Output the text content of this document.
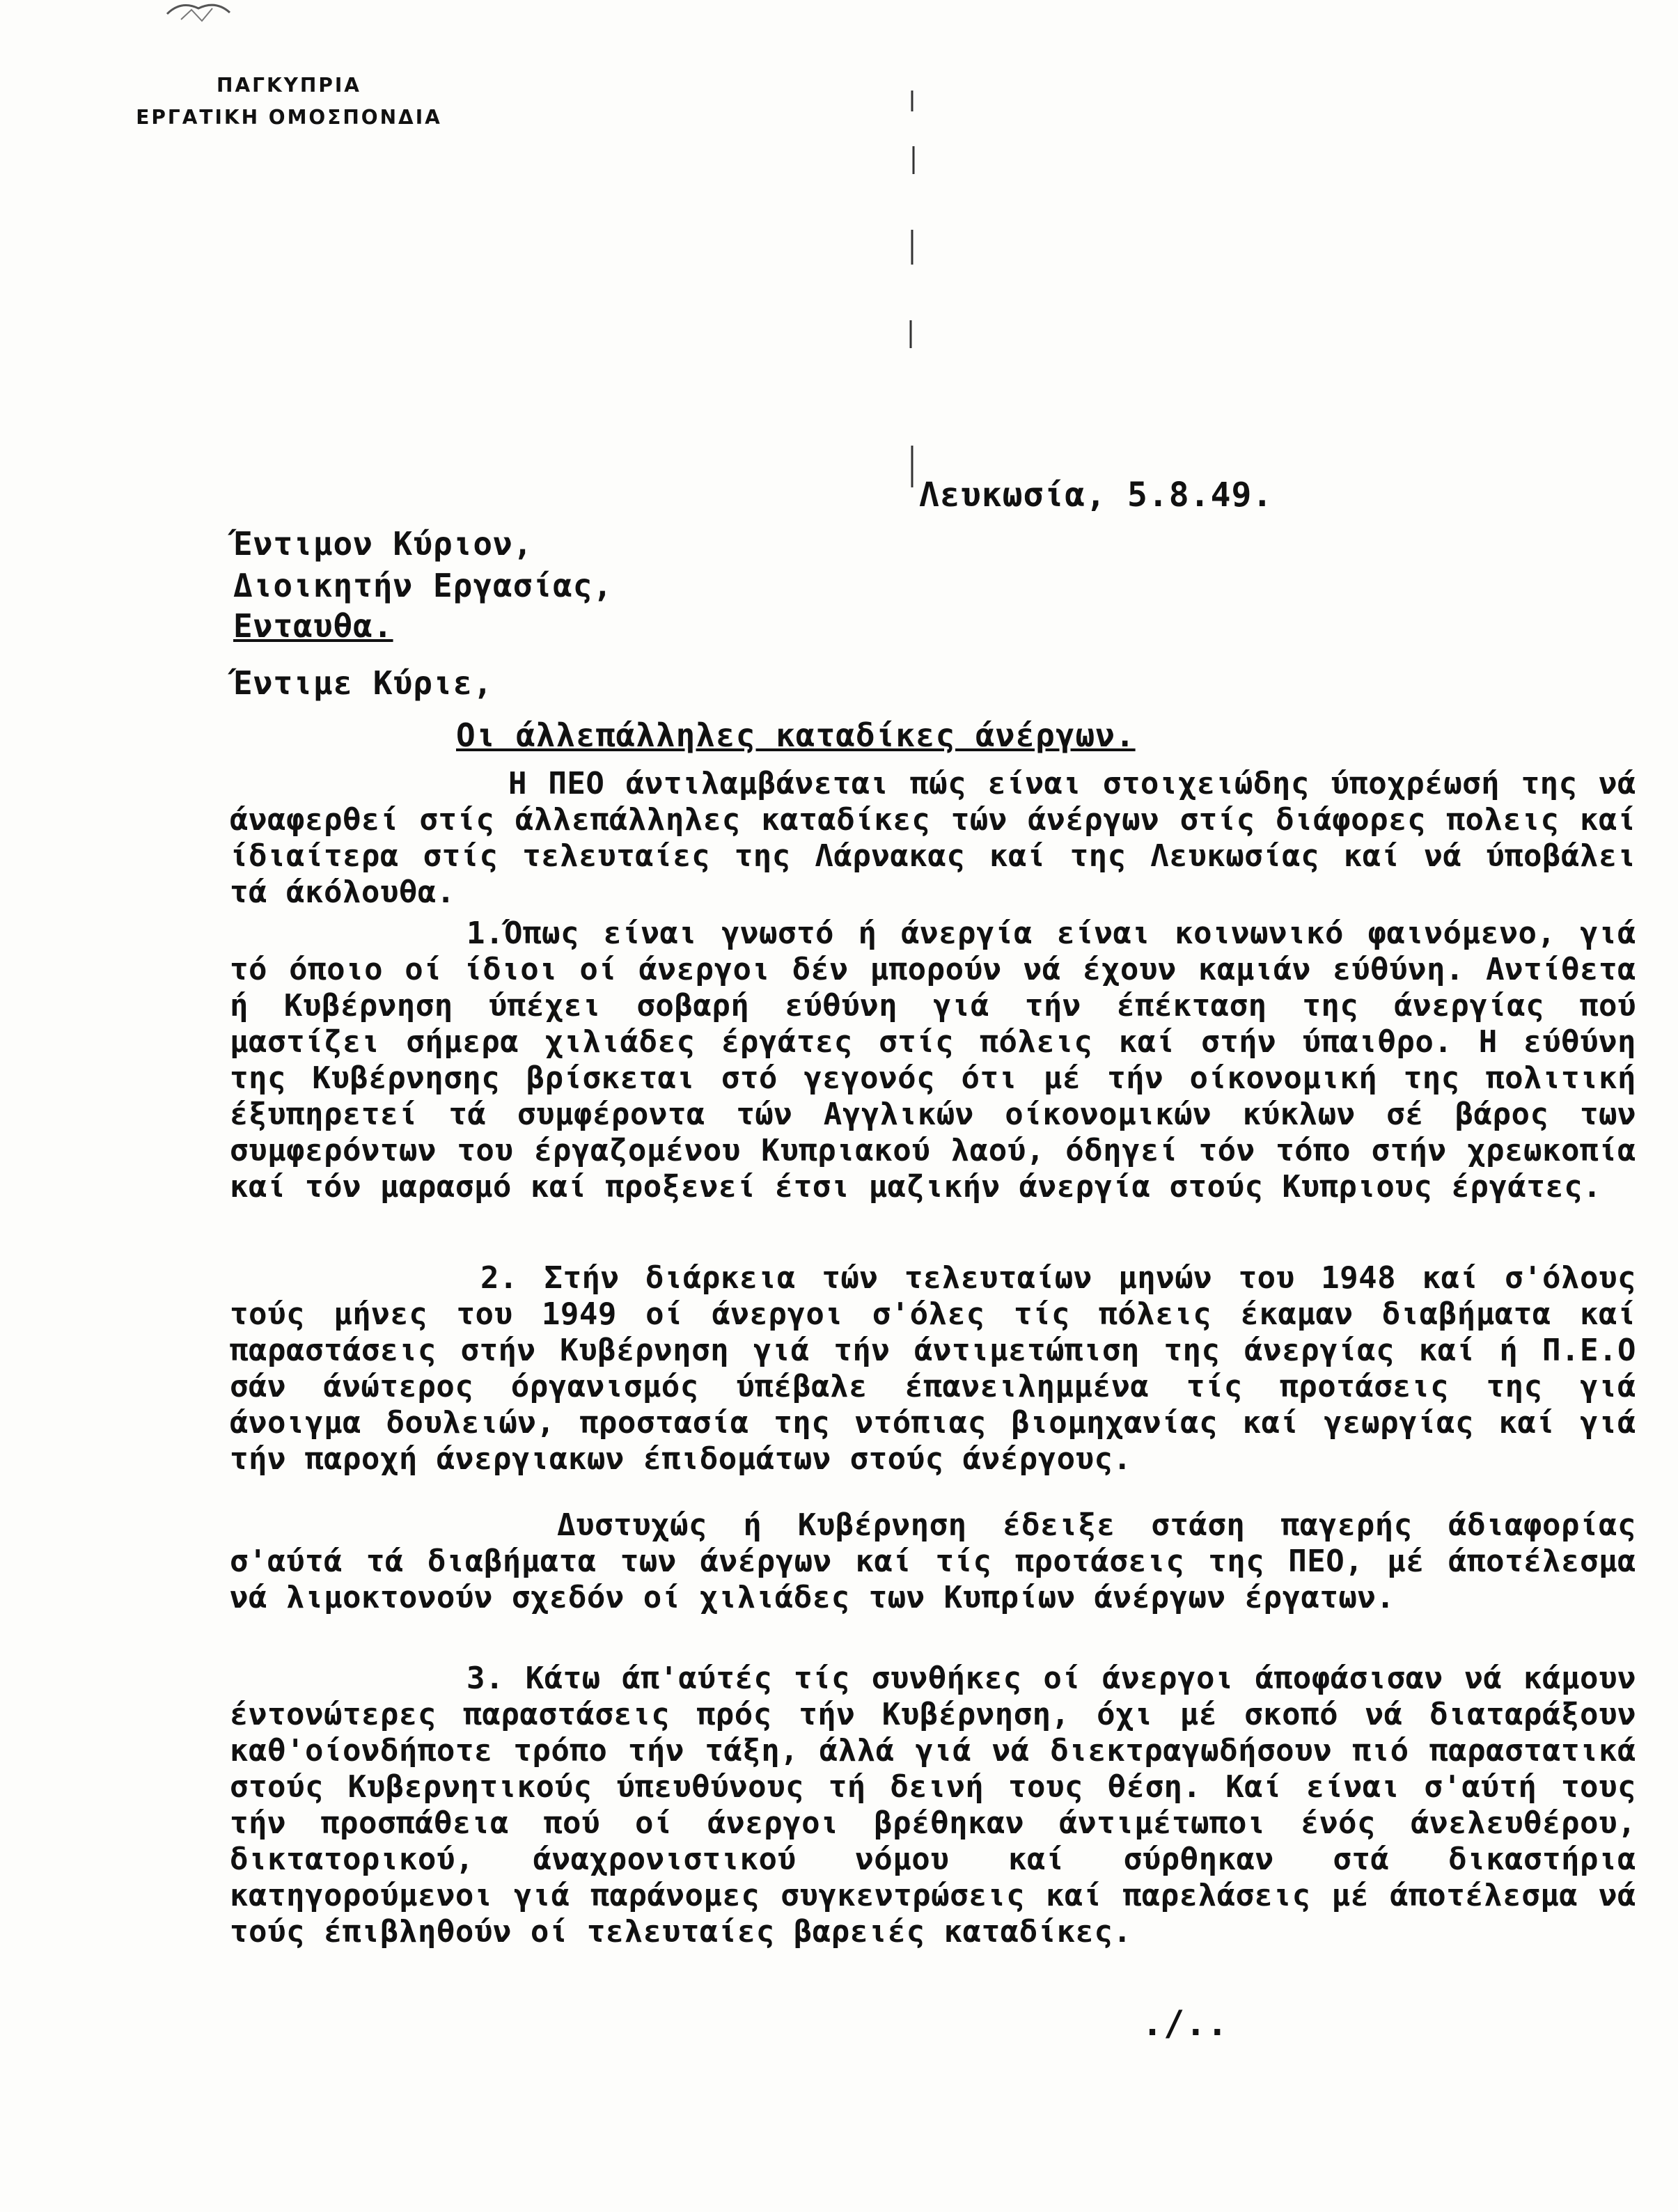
ΠΑΓΚΥΠΡΙΑ
ΕΡΓΑΤΙΚΗ ΟΜΟΣΠΟΝΔΙΑ
Λευκωσία, 5.8.49.
Έντιμον Κύριον,
Διοικητήν Εργασίας,
Ενταυθα.
Έντιμε Κύριε,
Οι άλλεπάλληλες καταδίκες άνέργων.
Η ΠΕΟ άντιλαμβάνεται πώς είναι στοιχειώδης ύποχρέωσή της νά άναφερθεί στίς άλλεπάλληλες καταδίκες τών άνέργων στίς διάφορες πολεις καί ίδιαίτερα στίς τελευταίες της Λάρνακας καί της Λευκωσίας καί νά ύποβάλει τά άκόλουθα.
1.Όπως είναι γνωστό ή άνεργία είναι κοινωνικό φαινόμενο, γιά τό όποιο οί ίδιοι οί άνεργοι δέν μπορούν νά έχουν καμιάν εύθύνη. Αντίθετα ή Κυβέρνηση ύπέχει σοβαρή εύθύνη γιά τήν έπέκταση της άνεργίας πού μαστίζει σήμερα χιλιάδες έργάτες στίς πόλεις καί στήν ύπαιθρο. Η εύθύνη της Κυβέρνησης βρίσκεται στό γεγονός ότι μέ τήν οίκονομική της πολιτική έξυπηρετεί τά συμφέροντα τών Αγγλικών οίκονομικών κύκλων σέ βάρος των συμφερόντων του έργαζομένου Κυπριακού λαού, όδηγεί τόν τόπο στήν χρεωκοπία καί τόν μαρασμό καί προξενεί έτσι μαζικήν άνεργία στούς Κυπριους έργάτες.
2. Στήν διάρκεια τών τελευταίων μηνών του 1948 καί σ'όλους τούς μήνες του 1949 οί άνεργοι σ'όλες τίς πόλεις έκαμαν διαβήματα καί παραστάσεις στήν Κυβέρνηση γιά τήν άντιμετώπιση της άνεργίας καί ή Π.Ε.Ο σάν άνώτερος όργανισμός ύπέβαλε έπανειλημμένα τίς προτάσεις της γιά άνοιγμα δουλειών, προστασία της ντόπιας βιομηχανίας καί γεωργίας καί γιά τήν παροχή άνεργιακων έπιδομάτων στούς άνέργους.
Δυστυχώς ή Κυβέρνηση έδειξε στάση παγερής άδιαφορίας σ'αύτά τά διαβήματα των άνέργων καί τίς προτάσεις της ΠΕΟ, μέ άποτέλεσμα νά λιμοκτονούν σχεδόν οί χιλιάδες των Κυπρίων άνέργων έργατων.
3. Κάτω άπ'αύτές τίς συνθήκες οί άνεργοι άποφάσισαν νά κάμουν έντονώτερες παραστάσεις πρός τήν Κυβέρνηση, όχι μέ σκοπό νά διαταράξουν καθ'οίονδήποτε τρόπο τήν τάξη, άλλά γιά νά διεκτραγωδήσουν πιό παραστατικά στούς Κυβερνητικούς ύπευθύνους τή δεινή τους θέση. Καί είναι σ'αύτή τους τήν προσπάθεια πού οί άνεργοι βρέθηκαν άντιμέτωποι ένός άνελευθέρου, δικτατορικού, άναχρονιστικού νόμου καί σύρθηκαν στά δικαστήρια κατηγορούμενοι γιά παράνομες συγκεντρώσεις καί παρελάσεις μέ άποτέλεσμα νά τούς έπιβληθούν οί τελευταίες βαρειές καταδίκες.
./..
+ + + + + + +
## [Objective]
With the pictures left out, transcribe the material exactly.

## [Response to this exercise]
Output the text content of this document.
ΠΑΓΚΥΠΡΙΑ
ΕΡΓΑΤΙΚΗ ΟΜΟΣΠΟΝΔΙΑ
Λευκωσία, 5.8.49.
Έντιμον Κύριον,
Διοικητήν Εργασίας,
Ενταυθα.
Έντιμε Κύριε,
Οι άλλεπάλληλες καταδίκες άνέργων.
Η ΠΕΟ άντιλαμβάνεται πώς είναι στοιχειώδης ύποχρέωσή της νά άναφερθεί στίς άλλεπάλληλες καταδίκες τών άνέργων στίς διάφορες πολεις καί ίδιαίτερα στίς τελευταίες της Λάρνακας καί της Λευκωσίας καί νά ύποβάλει τά άκόλουθα.
1.Όπως είναι γνωστό ή άνεργία είναι κοινωνικό φαινόμενο, γιά τό όποιο οί ίδιοι οί άνεργοι δέν μπορούν νά έχουν καμιάν εύθύνη. Αντίθετα ή Κυβέρνηση ύπέχει σοβαρή εύθύνη γιά τήν έπέκταση της άνεργίας πού μαστίζει σήμερα χιλιάδες έργάτες στίς πόλεις καί στήν ύπαιθρο. Η εύθύνη της Κυβέρνησης βρίσκεται στό γεγονός ότι μέ τήν οίκονομική της πολιτική έξυπηρετεί τά συμφέροντα τών Αγγλικών οίκονομικών κύκλων σέ βάρος των συμφερόντων του έργαζομένου Κυπριακού λαού, όδηγεί τόν τόπο στήν χρεωκοπία καί τόν μαρασμό καί προξενεί έτσι μαζικήν άνεργία στούς Κυπριους έργάτες.
2. Στήν διάρκεια τών τελευταίων μηνών του 1948 καί σ'όλους τούς μήνες του 1949 οί άνεργοι σ'όλες τίς πόλεις έκαμαν διαβήματα καί παραστάσεις στήν Κυβέρνηση γιά τήν άντιμετώπιση της άνεργίας καί ή Π.Ε.Ο σάν άνώτερος όργανισμός ύπέβαλε έπανειλημμένα τίς προτάσεις της γιά άνοιγμα δουλειών, προστασία της ντόπιας βιομηχανίας καί γεωργίας καί γιά τήν παροχή άνεργιακων έπιδομάτων στούς άνέργους.
Δυστυχώς ή Κυβέρνηση έδειξε στάση παγερής άδιαφορίας σ'αύτά τά διαβήματα των άνέργων καί τίς προτάσεις της ΠΕΟ, μέ άποτέλεσμα νά λιμοκτονούν σχεδόν οί χιλιάδες των Κυπρίων άνέργων έργατων.
3. Κάτω άπ'αύτές τίς συνθήκες οί άνεργοι άποφάσισαν νά κάμουν έντονώτερες παραστάσεις πρός τήν Κυβέρνηση, όχι μέ σκοπό νά διαταράξουν καθ'οίονδήποτε τρόπο τήν τάξη, άλλά γιά νά διεκτραγωδήσουν πιό παραστατικά στούς Κυβερνητικούς ύπευθύνους τή δεινή τους θέση. Καί είναι σ'αύτή τους τήν προσπάθεια πού οί άνεργοι βρέθηκαν άντιμέτωποι ένός άνελευθέρου, δικτατορικού, άναχρονιστικού νόμου καί σύρθηκαν στά δικαστήρια κατηγορούμενοι γιά παράνομες συγκεντρώσεις καί παρελάσεις μέ άποτέλεσμα νά τούς έπιβληθούν οί τελευταίες βαρειές καταδίκες.
./..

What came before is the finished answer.